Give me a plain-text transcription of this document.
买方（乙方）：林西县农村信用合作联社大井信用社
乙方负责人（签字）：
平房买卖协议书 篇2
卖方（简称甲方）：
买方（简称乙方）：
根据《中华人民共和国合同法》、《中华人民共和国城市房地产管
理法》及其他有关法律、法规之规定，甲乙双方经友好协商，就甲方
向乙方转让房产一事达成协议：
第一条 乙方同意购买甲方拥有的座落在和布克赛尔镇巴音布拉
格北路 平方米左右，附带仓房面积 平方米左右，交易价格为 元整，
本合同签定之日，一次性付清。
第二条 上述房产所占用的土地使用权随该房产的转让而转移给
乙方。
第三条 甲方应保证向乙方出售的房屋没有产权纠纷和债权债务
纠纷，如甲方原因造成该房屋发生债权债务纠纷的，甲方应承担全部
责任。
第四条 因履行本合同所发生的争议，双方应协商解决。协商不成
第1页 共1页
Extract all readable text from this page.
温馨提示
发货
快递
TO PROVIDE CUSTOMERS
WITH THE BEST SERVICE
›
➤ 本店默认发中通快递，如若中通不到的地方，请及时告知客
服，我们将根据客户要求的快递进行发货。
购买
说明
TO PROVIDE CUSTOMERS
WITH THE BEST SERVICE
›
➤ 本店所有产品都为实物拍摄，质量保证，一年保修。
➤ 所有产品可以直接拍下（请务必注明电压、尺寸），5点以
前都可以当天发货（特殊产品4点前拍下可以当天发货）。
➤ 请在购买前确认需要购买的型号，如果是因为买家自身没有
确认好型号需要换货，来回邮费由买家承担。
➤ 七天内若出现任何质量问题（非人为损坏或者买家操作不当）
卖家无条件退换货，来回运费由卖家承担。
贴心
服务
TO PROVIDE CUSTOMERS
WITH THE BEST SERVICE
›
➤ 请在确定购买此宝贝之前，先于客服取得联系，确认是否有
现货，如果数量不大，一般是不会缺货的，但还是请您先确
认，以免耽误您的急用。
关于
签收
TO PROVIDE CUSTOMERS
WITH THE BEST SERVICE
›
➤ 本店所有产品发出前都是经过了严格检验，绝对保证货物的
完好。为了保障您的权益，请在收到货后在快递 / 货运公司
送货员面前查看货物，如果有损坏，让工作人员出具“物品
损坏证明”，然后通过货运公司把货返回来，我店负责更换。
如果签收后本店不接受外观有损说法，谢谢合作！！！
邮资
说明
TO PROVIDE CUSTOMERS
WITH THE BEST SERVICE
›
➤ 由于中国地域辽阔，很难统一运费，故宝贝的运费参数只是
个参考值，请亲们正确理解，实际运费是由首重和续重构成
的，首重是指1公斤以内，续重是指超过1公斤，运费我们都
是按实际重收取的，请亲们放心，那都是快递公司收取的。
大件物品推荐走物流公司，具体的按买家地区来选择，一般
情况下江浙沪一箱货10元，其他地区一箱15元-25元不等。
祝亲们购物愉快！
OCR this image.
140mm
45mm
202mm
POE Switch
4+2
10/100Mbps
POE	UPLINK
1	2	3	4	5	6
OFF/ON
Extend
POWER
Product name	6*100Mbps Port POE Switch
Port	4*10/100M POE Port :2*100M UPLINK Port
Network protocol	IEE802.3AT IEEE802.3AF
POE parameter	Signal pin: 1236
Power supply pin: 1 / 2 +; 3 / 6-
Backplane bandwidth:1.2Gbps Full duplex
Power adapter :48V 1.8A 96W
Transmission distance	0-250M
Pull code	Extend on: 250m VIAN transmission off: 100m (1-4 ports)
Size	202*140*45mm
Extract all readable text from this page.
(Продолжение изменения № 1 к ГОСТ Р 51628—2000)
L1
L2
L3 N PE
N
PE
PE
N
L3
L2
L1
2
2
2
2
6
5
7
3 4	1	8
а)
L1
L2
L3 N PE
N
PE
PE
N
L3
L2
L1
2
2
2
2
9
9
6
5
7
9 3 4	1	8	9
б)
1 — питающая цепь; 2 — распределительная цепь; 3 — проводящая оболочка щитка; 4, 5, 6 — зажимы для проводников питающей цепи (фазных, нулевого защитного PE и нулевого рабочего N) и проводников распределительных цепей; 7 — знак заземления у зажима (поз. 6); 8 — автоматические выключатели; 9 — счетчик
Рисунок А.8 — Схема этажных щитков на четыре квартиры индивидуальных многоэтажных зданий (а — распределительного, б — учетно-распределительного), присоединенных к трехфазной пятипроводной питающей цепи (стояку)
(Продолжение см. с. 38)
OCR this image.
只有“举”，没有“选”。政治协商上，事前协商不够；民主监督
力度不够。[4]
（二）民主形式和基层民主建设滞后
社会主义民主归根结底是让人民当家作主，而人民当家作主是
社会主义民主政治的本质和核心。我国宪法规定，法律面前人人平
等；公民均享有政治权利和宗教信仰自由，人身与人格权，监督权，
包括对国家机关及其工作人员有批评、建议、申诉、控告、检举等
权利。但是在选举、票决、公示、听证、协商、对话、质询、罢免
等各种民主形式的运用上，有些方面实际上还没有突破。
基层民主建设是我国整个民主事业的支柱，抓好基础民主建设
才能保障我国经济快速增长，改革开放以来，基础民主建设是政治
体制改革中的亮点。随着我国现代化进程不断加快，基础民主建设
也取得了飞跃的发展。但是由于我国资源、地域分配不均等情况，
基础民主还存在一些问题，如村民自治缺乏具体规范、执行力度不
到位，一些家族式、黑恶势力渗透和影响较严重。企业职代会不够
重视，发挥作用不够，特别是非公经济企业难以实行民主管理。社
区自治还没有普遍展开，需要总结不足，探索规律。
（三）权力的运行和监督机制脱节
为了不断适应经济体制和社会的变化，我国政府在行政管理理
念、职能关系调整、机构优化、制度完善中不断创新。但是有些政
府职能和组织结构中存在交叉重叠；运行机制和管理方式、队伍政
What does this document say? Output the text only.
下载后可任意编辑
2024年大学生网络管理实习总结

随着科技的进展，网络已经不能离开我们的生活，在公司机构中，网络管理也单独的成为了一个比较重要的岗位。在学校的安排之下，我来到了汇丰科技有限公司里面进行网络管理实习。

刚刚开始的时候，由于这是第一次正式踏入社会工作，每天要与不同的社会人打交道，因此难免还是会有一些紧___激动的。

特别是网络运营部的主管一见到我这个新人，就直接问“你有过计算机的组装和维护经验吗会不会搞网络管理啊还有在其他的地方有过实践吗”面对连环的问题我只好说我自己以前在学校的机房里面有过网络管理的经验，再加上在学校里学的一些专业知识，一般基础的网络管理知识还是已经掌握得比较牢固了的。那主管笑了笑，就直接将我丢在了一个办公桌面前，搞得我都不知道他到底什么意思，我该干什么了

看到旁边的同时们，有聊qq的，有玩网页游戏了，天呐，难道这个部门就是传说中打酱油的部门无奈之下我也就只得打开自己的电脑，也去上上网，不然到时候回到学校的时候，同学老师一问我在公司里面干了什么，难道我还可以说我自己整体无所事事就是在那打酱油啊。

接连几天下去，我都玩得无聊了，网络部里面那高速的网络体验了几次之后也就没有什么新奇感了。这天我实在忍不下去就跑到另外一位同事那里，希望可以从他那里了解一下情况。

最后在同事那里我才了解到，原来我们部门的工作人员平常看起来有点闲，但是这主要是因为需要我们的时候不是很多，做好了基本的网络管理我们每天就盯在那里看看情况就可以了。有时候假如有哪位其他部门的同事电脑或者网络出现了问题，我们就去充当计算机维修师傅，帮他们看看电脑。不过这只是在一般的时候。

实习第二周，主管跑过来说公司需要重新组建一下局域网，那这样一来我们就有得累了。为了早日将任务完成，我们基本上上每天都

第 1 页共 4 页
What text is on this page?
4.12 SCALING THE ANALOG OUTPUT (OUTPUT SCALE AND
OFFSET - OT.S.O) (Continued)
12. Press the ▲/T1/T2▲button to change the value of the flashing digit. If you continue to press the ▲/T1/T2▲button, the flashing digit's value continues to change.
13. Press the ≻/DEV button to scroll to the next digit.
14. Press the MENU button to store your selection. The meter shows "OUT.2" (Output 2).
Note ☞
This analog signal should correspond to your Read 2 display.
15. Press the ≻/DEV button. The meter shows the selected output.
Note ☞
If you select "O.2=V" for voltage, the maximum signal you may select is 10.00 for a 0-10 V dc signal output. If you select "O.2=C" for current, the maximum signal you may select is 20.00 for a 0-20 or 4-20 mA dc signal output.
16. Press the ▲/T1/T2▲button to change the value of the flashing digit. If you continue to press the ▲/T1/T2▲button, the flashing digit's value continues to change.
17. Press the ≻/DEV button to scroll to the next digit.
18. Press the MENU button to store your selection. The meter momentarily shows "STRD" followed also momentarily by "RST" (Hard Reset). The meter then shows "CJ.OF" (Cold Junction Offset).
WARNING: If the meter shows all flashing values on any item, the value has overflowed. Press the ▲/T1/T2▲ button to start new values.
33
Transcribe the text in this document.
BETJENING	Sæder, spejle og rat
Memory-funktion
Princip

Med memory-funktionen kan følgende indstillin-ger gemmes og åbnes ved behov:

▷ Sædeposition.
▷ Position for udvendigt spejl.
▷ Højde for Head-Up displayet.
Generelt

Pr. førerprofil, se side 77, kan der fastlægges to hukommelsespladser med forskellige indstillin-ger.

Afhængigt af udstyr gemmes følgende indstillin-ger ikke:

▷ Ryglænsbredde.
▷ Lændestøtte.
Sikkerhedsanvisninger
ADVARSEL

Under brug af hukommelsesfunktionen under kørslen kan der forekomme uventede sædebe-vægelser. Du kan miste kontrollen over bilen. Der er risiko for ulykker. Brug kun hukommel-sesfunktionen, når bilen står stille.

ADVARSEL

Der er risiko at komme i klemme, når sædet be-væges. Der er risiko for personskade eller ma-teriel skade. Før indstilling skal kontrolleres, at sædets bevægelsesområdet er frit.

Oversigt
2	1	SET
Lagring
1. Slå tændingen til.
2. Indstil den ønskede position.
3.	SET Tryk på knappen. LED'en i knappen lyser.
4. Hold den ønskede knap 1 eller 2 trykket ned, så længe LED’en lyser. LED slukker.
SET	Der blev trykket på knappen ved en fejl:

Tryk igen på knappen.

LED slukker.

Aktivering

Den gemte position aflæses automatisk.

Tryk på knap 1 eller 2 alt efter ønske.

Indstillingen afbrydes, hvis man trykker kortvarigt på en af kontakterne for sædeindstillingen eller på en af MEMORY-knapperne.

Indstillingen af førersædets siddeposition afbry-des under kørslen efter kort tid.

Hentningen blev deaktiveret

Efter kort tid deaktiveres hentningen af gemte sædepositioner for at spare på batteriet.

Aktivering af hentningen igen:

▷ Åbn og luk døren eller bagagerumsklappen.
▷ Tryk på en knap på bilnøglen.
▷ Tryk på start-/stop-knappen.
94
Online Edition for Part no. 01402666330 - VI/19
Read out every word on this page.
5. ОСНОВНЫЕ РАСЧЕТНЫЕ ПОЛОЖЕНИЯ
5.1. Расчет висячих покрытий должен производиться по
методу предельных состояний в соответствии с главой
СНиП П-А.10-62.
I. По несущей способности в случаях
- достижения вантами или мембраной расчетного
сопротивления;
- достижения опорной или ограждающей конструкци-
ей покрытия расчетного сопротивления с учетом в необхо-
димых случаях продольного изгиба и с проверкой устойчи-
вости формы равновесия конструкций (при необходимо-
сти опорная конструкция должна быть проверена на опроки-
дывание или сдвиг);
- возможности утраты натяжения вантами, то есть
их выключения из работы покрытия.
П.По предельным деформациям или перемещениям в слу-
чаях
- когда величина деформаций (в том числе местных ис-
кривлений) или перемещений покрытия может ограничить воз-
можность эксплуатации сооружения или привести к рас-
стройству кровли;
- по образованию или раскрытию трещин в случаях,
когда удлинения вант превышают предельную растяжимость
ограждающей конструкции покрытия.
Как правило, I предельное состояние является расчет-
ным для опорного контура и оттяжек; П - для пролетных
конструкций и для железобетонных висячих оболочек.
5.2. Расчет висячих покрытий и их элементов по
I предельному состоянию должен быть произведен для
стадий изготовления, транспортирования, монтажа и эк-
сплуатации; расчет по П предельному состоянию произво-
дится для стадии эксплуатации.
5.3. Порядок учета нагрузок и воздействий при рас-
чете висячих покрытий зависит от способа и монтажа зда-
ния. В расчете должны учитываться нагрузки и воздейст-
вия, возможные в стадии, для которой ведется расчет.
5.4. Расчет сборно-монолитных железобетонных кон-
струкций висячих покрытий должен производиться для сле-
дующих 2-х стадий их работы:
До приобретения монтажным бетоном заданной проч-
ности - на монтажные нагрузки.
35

════

Copy all lines from the material that contain "igen".

Tryk igen på knappen.
Aktivering af hentningen igen:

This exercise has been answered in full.